• EXERCISE DETAILS
Count every line of the listing where the string "должно" occurs, and reply with the count alone.

* * * *

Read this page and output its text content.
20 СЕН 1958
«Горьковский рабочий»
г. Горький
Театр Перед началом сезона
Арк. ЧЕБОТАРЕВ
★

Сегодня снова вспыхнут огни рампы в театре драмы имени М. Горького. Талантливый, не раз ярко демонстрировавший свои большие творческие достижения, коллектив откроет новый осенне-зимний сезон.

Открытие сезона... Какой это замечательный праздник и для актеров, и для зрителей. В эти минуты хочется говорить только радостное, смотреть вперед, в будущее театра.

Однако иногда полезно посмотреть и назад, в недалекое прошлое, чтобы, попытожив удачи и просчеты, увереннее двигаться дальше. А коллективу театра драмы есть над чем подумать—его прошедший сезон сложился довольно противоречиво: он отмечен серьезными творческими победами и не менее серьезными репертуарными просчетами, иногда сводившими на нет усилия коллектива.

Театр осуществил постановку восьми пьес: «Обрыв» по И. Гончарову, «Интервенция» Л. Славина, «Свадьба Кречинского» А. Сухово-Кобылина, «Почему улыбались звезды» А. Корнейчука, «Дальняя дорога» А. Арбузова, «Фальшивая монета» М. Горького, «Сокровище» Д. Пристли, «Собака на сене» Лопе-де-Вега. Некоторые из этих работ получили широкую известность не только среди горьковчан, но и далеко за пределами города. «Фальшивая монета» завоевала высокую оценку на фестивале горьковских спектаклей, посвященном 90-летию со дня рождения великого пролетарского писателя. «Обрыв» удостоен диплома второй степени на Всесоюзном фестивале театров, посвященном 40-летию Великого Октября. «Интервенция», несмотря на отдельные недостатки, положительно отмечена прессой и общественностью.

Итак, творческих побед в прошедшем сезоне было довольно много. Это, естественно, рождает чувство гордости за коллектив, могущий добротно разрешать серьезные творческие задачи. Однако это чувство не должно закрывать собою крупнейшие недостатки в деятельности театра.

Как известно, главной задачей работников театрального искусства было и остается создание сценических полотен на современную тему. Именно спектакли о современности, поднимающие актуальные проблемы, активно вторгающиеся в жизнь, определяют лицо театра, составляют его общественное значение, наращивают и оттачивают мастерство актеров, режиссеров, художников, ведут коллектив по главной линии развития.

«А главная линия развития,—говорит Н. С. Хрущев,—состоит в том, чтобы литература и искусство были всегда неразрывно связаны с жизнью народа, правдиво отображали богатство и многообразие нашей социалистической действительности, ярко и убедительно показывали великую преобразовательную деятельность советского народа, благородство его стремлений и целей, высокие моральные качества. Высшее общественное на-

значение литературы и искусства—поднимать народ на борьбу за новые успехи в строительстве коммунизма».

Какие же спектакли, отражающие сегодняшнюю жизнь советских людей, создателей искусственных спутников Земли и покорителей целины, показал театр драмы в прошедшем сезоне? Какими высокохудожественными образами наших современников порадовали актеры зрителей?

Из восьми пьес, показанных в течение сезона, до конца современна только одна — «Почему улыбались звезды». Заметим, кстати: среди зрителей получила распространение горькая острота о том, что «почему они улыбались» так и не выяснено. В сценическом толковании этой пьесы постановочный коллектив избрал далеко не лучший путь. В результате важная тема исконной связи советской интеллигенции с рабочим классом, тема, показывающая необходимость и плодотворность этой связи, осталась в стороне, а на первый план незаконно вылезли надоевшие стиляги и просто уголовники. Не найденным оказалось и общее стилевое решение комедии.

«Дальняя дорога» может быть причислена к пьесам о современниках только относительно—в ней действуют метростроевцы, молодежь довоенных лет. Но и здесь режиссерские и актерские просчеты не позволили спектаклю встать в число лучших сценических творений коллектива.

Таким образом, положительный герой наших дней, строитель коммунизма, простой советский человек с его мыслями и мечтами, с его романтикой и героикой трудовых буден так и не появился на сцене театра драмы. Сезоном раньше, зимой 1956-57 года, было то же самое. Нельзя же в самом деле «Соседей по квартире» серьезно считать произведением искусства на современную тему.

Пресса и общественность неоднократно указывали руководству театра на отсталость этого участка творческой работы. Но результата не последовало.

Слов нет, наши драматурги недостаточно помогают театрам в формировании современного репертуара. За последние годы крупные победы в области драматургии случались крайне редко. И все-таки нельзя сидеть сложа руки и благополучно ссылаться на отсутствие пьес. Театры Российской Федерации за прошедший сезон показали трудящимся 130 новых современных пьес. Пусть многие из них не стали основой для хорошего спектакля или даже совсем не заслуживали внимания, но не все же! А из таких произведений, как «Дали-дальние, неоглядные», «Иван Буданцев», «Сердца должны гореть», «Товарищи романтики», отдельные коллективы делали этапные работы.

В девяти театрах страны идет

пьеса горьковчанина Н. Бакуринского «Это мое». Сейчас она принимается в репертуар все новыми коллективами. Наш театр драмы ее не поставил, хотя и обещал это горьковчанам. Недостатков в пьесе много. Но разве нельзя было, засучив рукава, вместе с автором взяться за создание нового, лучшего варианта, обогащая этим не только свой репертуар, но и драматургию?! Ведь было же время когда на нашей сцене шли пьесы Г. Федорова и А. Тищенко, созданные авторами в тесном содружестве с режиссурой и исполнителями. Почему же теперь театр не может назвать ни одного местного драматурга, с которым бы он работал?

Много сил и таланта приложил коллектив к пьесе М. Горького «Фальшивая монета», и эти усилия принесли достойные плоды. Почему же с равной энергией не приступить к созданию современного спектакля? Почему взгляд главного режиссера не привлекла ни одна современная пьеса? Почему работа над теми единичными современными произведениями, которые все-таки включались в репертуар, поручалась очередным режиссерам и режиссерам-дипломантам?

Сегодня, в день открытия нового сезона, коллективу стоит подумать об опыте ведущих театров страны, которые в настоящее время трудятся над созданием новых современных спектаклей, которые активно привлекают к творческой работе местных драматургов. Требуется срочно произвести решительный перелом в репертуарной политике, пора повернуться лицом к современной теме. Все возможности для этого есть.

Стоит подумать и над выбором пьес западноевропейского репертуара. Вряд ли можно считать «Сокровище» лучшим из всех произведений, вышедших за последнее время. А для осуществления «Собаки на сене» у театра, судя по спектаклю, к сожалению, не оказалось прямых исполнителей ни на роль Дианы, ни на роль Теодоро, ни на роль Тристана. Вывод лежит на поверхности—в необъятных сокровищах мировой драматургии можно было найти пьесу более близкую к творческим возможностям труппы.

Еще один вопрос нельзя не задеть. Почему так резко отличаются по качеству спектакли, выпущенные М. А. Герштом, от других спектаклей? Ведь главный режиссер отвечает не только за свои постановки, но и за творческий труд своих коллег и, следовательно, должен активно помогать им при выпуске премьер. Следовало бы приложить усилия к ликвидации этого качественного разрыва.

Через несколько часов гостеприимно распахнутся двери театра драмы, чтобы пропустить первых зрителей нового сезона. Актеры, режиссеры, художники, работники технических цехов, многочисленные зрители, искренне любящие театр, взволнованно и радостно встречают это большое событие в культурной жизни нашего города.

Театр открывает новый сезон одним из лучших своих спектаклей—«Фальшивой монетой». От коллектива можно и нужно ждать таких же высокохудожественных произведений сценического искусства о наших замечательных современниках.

* * * *

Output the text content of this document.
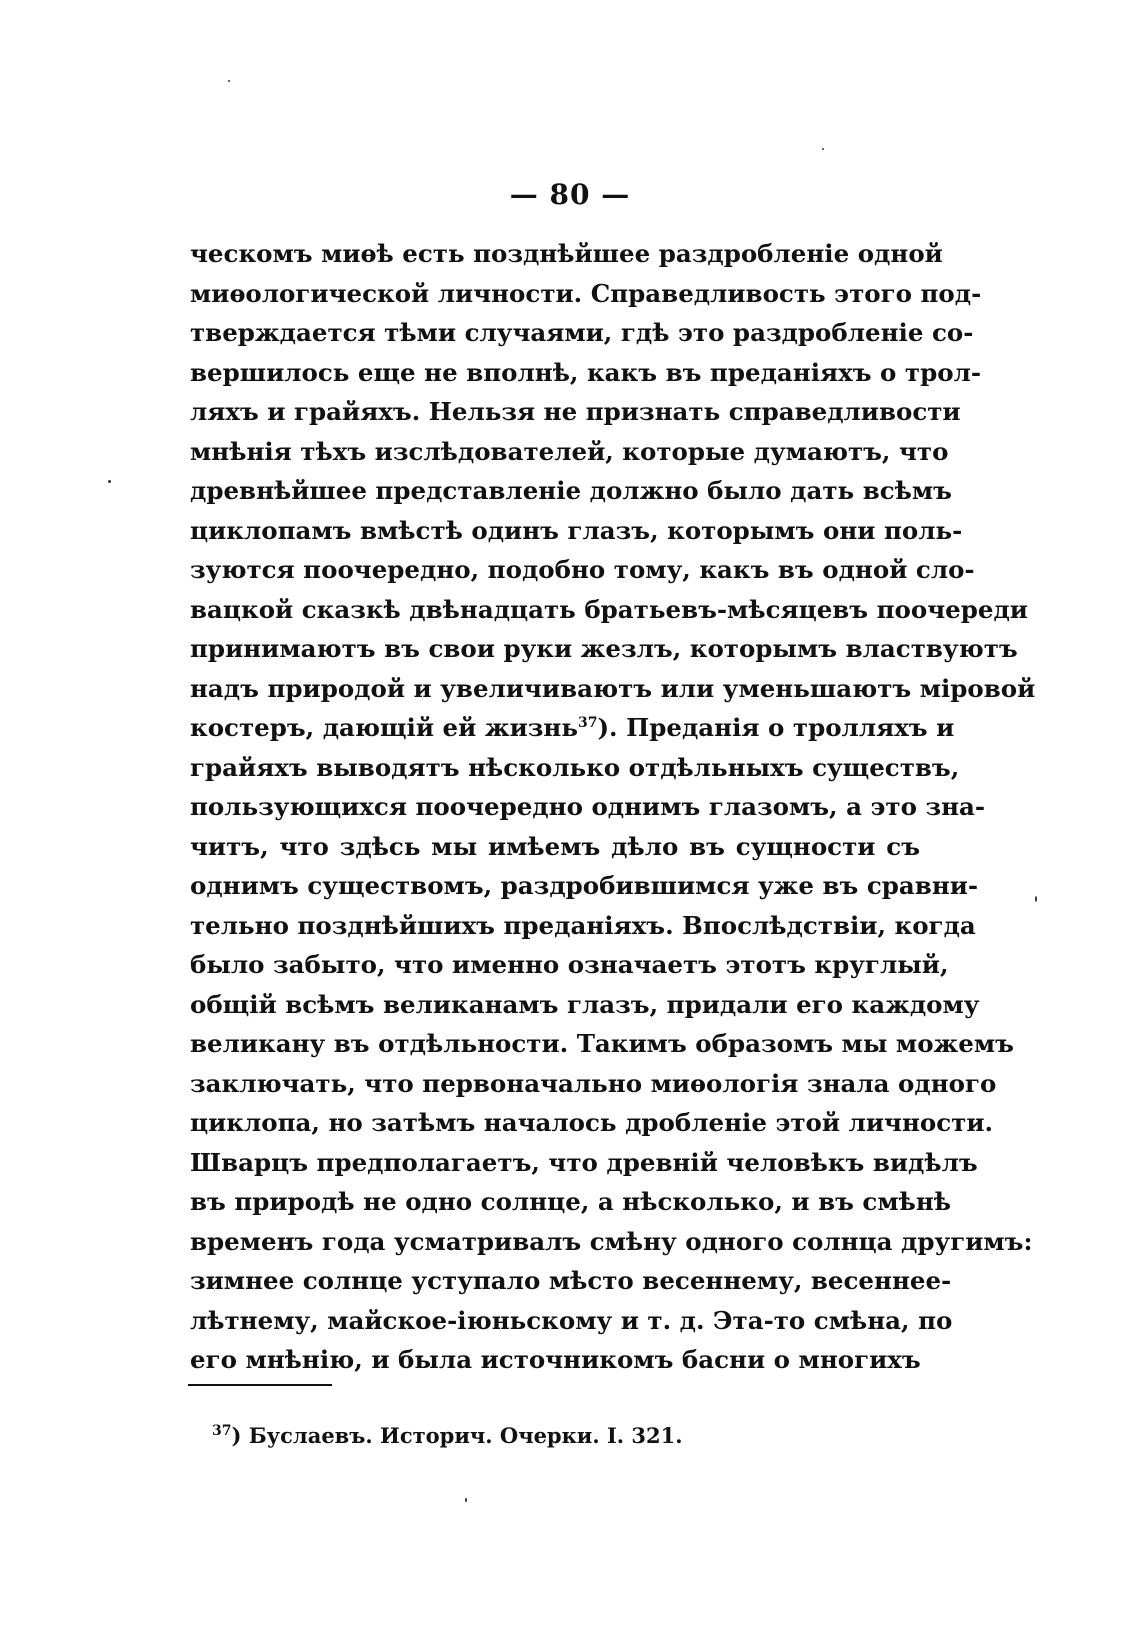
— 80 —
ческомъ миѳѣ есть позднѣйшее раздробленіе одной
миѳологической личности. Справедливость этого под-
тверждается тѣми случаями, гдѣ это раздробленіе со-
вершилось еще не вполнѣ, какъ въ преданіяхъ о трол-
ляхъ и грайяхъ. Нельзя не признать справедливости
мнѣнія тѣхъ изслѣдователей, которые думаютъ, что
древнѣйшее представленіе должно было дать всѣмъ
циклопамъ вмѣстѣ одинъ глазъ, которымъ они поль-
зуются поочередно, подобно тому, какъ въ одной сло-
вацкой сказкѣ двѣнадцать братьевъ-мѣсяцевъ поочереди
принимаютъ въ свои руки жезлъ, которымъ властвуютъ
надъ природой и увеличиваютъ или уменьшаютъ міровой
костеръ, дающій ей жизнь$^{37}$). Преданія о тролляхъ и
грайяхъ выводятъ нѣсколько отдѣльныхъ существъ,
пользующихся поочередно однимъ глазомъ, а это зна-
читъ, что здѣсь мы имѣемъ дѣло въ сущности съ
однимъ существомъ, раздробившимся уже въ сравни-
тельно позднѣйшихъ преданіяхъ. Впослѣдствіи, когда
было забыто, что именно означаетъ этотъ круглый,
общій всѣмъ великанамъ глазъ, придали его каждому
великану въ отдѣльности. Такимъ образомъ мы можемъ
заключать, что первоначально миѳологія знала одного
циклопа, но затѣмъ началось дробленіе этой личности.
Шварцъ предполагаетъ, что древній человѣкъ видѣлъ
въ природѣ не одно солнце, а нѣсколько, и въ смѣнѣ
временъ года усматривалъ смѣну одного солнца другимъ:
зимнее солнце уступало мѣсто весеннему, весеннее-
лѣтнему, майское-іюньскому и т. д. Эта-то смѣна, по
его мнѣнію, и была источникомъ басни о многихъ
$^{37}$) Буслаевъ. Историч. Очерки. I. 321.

* * * *

• SOLUTION BELOW
2